• [Request]: Scan the data for "external" and copy the lines it appears in.

■ ■ ■

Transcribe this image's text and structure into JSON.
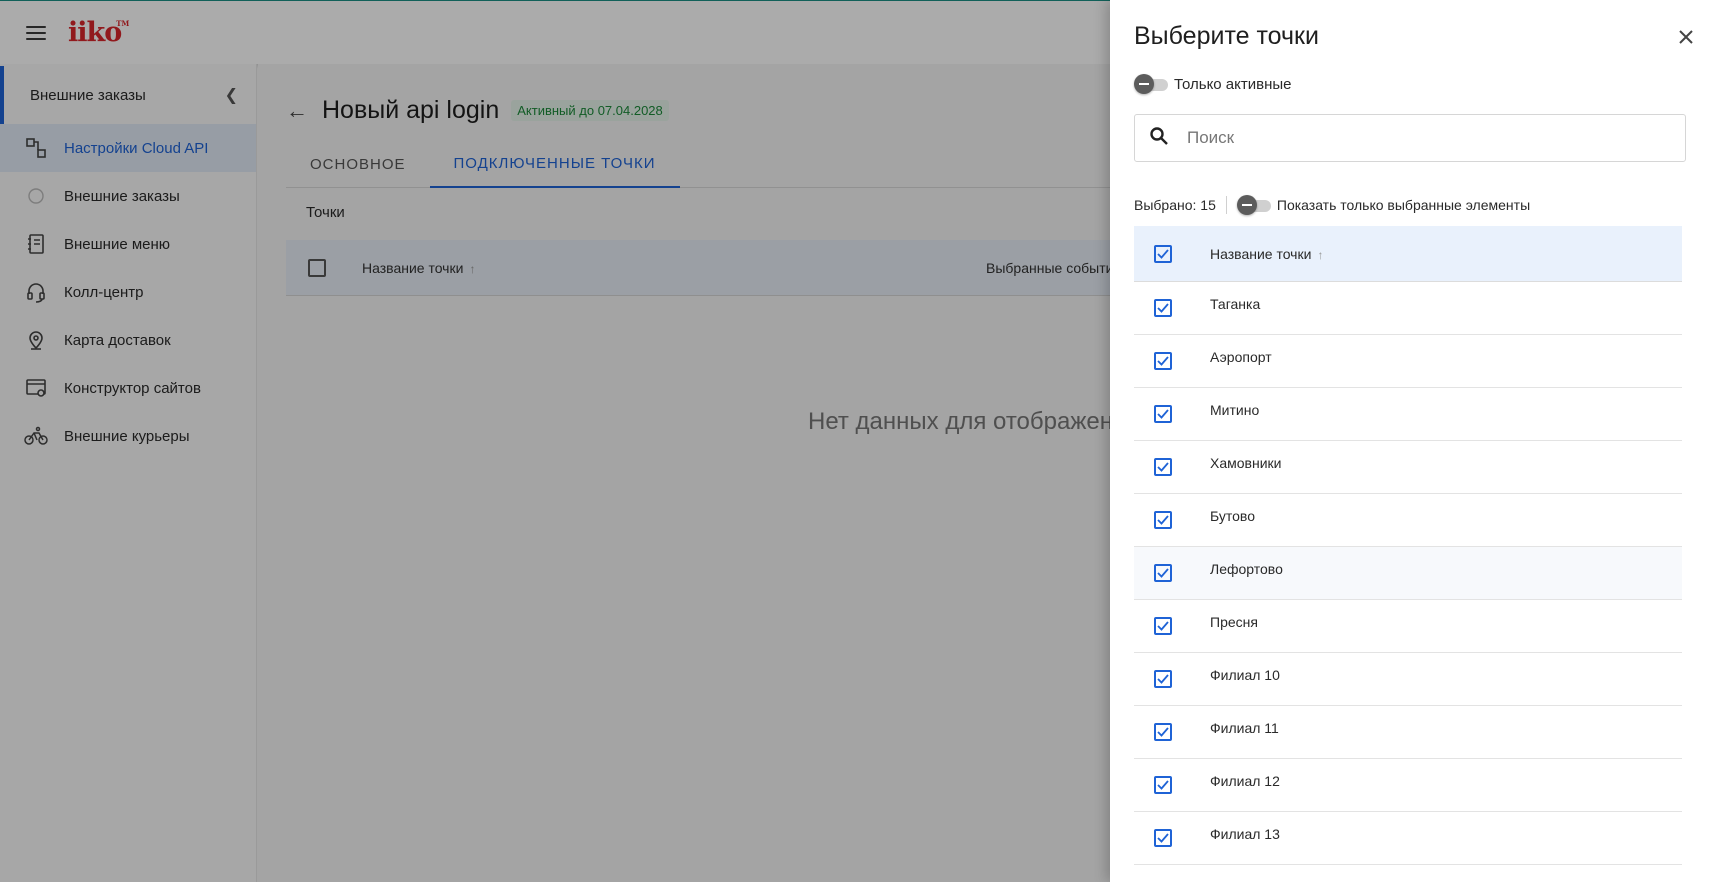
{
  "app": {
    "logo": "iiko",
    "logo_tm": "TM"
  },
  "sidebar": {
    "section_title": "Внешние заказы",
    "items": [
      {
        "label": "Настройки Cloud API",
        "icon": "cloud-api-settings-icon",
        "active": true
      },
      {
        "label": "Внешние заказы",
        "icon": "external-orders-icon",
        "active": false
      },
      {
        "label": "Внешние меню",
        "icon": "external-menu-icon",
        "active": false
      },
      {
        "label": "Колл-центр",
        "icon": "headset-icon",
        "active": false
      },
      {
        "label": "Карта доставок",
        "icon": "map-pin-icon",
        "active": false
      },
      {
        "label": "Конструктор сайтов",
        "icon": "site-builder-icon",
        "active": false
      },
      {
        "label": "Внешние курьеры",
        "icon": "bicycle-icon",
        "active": false
      }
    ]
  },
  "page": {
    "title": "Новый api login",
    "status": "Активный до 07.04.2028",
    "tabs": [
      {
        "label": "ОСНОВНОЕ",
        "active": false
      },
      {
        "label": "ПОДКЛЮЧЕННЫЕ ТОЧКИ",
        "active": true
      }
    ],
    "section_label": "Точки",
    "table": {
      "col_name": "Название точки",
      "col_events": "Выбранные события"
    },
    "empty_text": "Нет данных для отображения"
  },
  "drawer": {
    "title": "Выберите точки",
    "only_active_label": "Только активные",
    "search_placeholder": "Поиск",
    "selected_text": "Выбрано: 15",
    "show_selected_label": "Показать только выбранные элементы",
    "column_header": "Название точки",
    "rows": [
      "Таганка",
      "Аэропорт",
      "Митино",
      "Хамовники",
      "Бутово",
      "Лефортово",
      "Пресня",
      "Филиал 10",
      "Филиал 11",
      "Филиал 12",
      "Филиал 13"
    ]
  },
  "colors": {
    "accent": "#1f63d6",
    "brand": "#d8262c",
    "status_green": "#1b8a3a"
  }
}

■ ■ ■

• [Solution for this problem]:
        "icon": "external-orders-icon",
        "icon": "external-menu-icon",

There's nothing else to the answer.